* [WHAT YOU SHOULD DO]:
Transcribe the entries below exactly; leave every image out.

* [RECORDS SUPPLIED]:
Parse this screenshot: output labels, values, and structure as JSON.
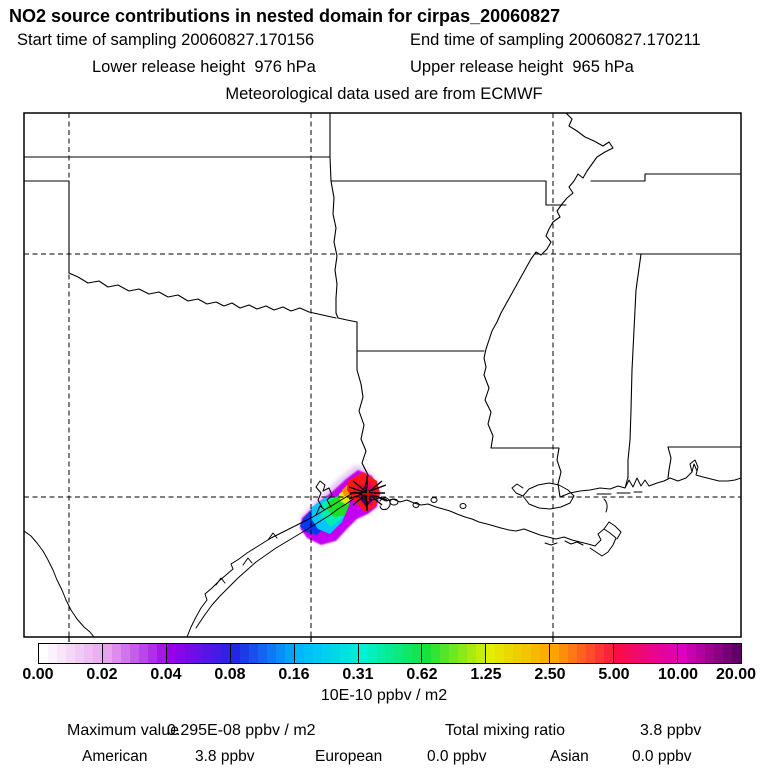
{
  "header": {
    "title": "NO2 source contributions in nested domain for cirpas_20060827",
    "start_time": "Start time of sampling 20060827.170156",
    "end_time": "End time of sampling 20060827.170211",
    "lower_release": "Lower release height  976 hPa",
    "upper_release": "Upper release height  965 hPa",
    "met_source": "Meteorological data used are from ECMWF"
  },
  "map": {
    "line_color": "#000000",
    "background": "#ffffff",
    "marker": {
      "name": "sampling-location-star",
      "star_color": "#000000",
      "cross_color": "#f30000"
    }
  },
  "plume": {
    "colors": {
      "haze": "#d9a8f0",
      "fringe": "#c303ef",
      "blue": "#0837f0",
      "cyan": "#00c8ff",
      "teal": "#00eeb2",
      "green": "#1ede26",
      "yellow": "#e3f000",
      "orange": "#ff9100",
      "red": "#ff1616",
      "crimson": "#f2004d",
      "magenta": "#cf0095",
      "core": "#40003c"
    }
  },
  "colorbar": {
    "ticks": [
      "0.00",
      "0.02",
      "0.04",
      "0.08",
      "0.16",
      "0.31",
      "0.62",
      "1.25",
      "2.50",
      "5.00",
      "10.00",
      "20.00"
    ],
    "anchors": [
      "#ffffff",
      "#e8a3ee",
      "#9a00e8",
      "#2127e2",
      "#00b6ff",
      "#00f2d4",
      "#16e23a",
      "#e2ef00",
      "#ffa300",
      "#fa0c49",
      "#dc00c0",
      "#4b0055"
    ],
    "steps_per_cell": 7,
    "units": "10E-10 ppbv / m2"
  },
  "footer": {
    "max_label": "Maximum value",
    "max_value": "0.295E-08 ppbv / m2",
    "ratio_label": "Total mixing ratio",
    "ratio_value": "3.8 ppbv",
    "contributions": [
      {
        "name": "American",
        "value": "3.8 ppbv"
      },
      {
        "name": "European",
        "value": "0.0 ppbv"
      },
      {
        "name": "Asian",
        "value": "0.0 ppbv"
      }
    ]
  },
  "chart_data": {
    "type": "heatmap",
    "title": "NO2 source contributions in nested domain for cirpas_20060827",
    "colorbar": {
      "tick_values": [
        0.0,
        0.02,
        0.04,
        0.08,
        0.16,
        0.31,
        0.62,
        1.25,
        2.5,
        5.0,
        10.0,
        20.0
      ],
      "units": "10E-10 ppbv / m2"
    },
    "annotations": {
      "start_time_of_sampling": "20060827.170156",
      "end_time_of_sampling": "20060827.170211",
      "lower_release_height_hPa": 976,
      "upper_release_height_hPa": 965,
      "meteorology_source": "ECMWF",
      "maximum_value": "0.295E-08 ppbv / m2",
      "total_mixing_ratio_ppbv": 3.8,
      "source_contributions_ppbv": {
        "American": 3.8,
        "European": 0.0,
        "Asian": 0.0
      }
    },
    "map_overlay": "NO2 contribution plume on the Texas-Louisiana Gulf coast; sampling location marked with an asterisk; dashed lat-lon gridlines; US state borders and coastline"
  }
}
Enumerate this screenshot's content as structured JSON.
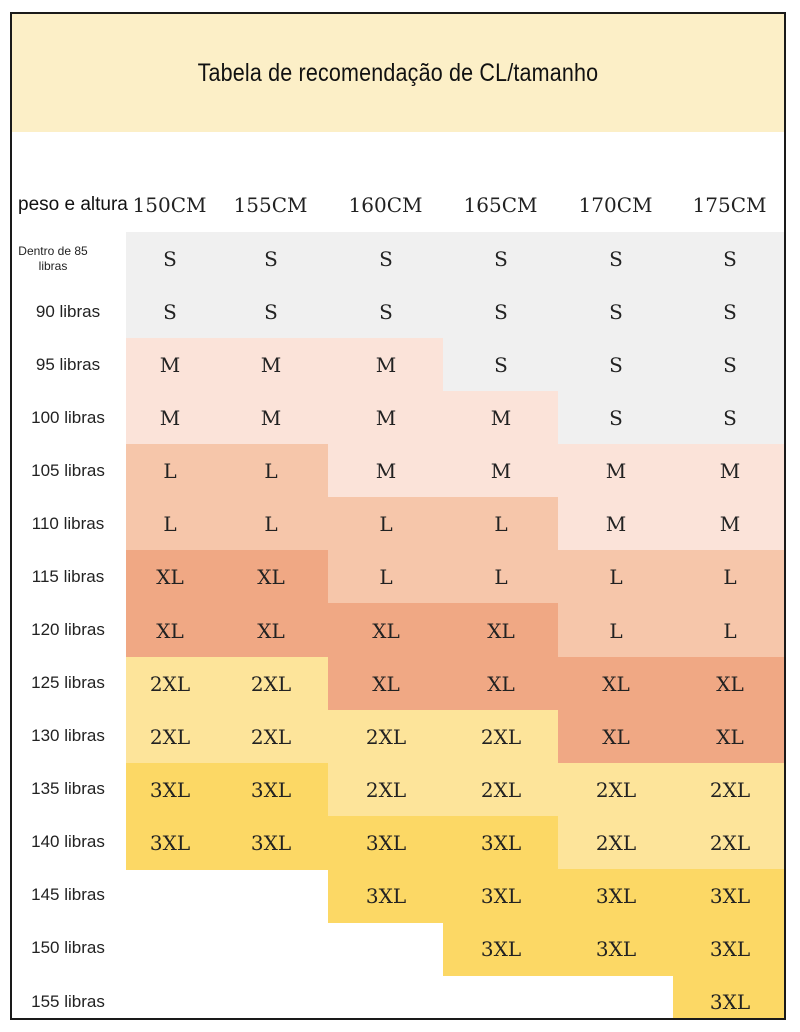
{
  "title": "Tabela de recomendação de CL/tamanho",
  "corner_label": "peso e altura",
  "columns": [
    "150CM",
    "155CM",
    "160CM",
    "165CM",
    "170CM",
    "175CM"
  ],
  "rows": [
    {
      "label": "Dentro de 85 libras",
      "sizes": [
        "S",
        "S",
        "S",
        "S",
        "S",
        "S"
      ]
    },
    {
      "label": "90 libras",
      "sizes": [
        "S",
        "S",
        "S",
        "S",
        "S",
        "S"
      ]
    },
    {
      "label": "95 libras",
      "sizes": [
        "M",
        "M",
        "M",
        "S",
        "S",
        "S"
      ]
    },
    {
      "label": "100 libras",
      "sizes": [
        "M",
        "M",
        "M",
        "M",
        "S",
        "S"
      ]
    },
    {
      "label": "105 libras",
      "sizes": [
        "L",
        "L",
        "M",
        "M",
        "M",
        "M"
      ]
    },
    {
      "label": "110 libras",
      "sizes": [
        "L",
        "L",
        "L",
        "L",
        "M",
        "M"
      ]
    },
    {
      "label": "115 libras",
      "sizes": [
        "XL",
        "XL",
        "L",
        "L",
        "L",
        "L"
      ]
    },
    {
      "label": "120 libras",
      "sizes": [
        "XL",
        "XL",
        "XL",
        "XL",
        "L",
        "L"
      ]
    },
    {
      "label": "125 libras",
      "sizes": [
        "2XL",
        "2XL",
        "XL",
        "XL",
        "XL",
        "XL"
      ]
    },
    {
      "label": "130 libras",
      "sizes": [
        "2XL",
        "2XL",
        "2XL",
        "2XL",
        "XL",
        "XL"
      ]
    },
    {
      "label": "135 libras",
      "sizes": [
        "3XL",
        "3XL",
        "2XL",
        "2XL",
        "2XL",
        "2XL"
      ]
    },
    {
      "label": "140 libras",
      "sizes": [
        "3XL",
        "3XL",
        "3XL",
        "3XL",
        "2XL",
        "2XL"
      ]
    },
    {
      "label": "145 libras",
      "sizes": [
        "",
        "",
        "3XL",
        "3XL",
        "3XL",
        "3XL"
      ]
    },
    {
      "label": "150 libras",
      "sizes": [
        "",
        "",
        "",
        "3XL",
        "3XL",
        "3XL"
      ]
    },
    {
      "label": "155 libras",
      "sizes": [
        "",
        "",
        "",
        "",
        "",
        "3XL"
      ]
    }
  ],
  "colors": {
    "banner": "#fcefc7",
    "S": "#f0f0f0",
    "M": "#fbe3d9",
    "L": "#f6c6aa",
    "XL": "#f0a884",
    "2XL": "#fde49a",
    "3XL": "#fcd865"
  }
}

* [EXERCISE SOLUTION]:
Parse this screenshot: output labels, values, and structure as JSON.
{
  "header": {
    "title": "NO2 source contributions in nested domain for cirpas_20060827",
    "start_time": "Start time of sampling 20060827.170156",
    "end_time": "End time of sampling 20060827.170211",
    "lower_release": "Lower release height  976 hPa",
    "upper_release": "Upper release height  965 hPa",
    "met_source": "Meteorological data used are from ECMWF"
  },
  "map": {
    "line_color": "#000000",
    "background": "#ffffff",
    "marker": {
      "name": "sampling-location-star",
      "star_color": "#000000",
      "cross_color": "#f30000"
    }
  },
  "plume": {
    "colors": {
      "haze": "#d9a8f0",
      "fringe": "#c303ef",
      "blue": "#0837f0",
      "cyan": "#00c8ff",
      "teal": "#00eeb2",
      "green": "#1ede26",
      "yellow": "#e3f000",
      "orange": "#ff9100",
      "red": "#ff1616",
      "crimson": "#f2004d",
      "magenta": "#cf0095",
      "core": "#40003c"
    }
  },
  "colorbar": {
    "ticks": [
      "0.00",
      "0.02",
      "0.04",
      "0.08",
      "0.16",
      "0.31",
      "0.62",
      "1.25",
      "2.50",
      "5.00",
      "10.00",
      "20.00"
    ],
    "anchors": [
      "#ffffff",
      "#e8a3ee",
      "#9a00e8",
      "#2127e2",
      "#00b6ff",
      "#00f2d4",
      "#16e23a",
      "#e2ef00",
      "#ffa300",
      "#fa0c49",
      "#dc00c0",
      "#4b0055"
    ],
    "steps_per_cell": 7,
    "units": "10E-10 ppbv / m2"
  },
  "footer": {
    "max_label": "Maximum value",
    "max_value": "0.295E-08 ppbv / m2",
    "ratio_label": "Total mixing ratio",
    "ratio_value": "3.8 ppbv",
    "contributions": [
      {
        "name": "American",
        "value": "3.8 ppbv"
      },
      {
        "name": "European",
        "value": "0.0 ppbv"
      },
      {
        "name": "Asian",
        "value": "0.0 ppbv"
      }
    ]
  },
  "chart_data": {
    "type": "heatmap",
    "title": "NO2 source contributions in nested domain for cirpas_20060827",
    "colorbar": {
      "tick_values": [
        0.0,
        0.02,
        0.04,
        0.08,
        0.16,
        0.31,
        0.62,
        1.25,
        2.5,
        5.0,
        10.0,
        20.0
      ],
      "units": "10E-10 ppbv / m2"
    },
    "annotations": {
      "start_time_of_sampling": "20060827.170156",
      "end_time_of_sampling": "20060827.170211",
      "lower_release_height_hPa": 976,
      "upper_release_height_hPa": 965,
      "meteorology_source": "ECMWF",
      "maximum_value": "0.295E-08 ppbv / m2",
      "total_mixing_ratio_ppbv": 3.8,
      "source_contributions_ppbv": {
        "American": 3.8,
        "European": 0.0,
        "Asian": 0.0
      }
    },
    "map_overlay": "NO2 contribution plume on the Texas-Louisiana Gulf coast; sampling location marked with an asterisk; dashed lat-lon gridlines; US state borders and coastline"
  }
}
Enumerate this screenshot's content as structured JSON.
{
  "title": "Tabela de recomendação de CL/tamanho",
  "corner_label": "peso e altura",
  "columns": [
    "150CM",
    "155CM",
    "160CM",
    "165CM",
    "170CM",
    "175CM"
  ],
  "rows": [
    {
      "label": "Dentro de 85 libras",
      "sizes": [
        "S",
        "S",
        "S",
        "S",
        "S",
        "S"
      ]
    },
    {
      "label": "90 libras",
      "sizes": [
        "S",
        "S",
        "S",
        "S",
        "S",
        "S"
      ]
    },
    {
      "label": "95 libras",
      "sizes": [
        "M",
        "M",
        "M",
        "S",
        "S",
        "S"
      ]
    },
    {
      "label": "100 libras",
      "sizes": [
        "M",
        "M",
        "M",
        "M",
        "S",
        "S"
      ]
    },
    {
      "label": "105 libras",
      "sizes": [
        "L",
        "L",
        "M",
        "M",
        "M",
        "M"
      ]
    },
    {
      "label": "110 libras",
      "sizes": [
        "L",
        "L",
        "L",
        "L",
        "M",
        "M"
      ]
    },
    {
      "label": "115 libras",
      "sizes": [
        "XL",
        "XL",
        "L",
        "L",
        "L",
        "L"
      ]
    },
    {
      "label": "120 libras",
      "sizes": [
        "XL",
        "XL",
        "XL",
        "XL",
        "L",
        "L"
      ]
    },
    {
      "label": "125 libras",
      "sizes": [
        "2XL",
        "2XL",
        "XL",
        "XL",
        "XL",
        "XL"
      ]
    },
    {
      "label": "130 libras",
      "sizes": [
        "2XL",
        "2XL",
        "2XL",
        "2XL",
        "XL",
        "XL"
      ]
    },
    {
      "label": "135 libras",
      "sizes": [
        "3XL",
        "3XL",
        "2XL",
        "2XL",
        "2XL",
        "2XL"
      ]
    },
    {
      "label": "140 libras",
      "sizes": [
        "3XL",
        "3XL",
        "3XL",
        "3XL",
        "2XL",
        "2XL"
      ]
    },
    {
      "label": "145 libras",
      "sizes": [
        "",
        "",
        "3XL",
        "3XL",
        "3XL",
        "3XL"
      ]
    },
    {
      "label": "150 libras",
      "sizes": [
        "",
        "",
        "",
        "3XL",
        "3XL",
        "3XL"
      ]
    },
    {
      "label": "155 libras",
      "sizes": [
        "",
        "",
        "",
        "",
        "",
        "3XL"
      ]
    }
  ],
  "colors": {
    "banner": "#fcefc7",
    "S": "#f0f0f0",
    "M": "#fbe3d9",
    "L": "#f6c6aa",
    "XL": "#f0a884",
    "2XL": "#fde49a",
    "3XL": "#fcd865"
  }
}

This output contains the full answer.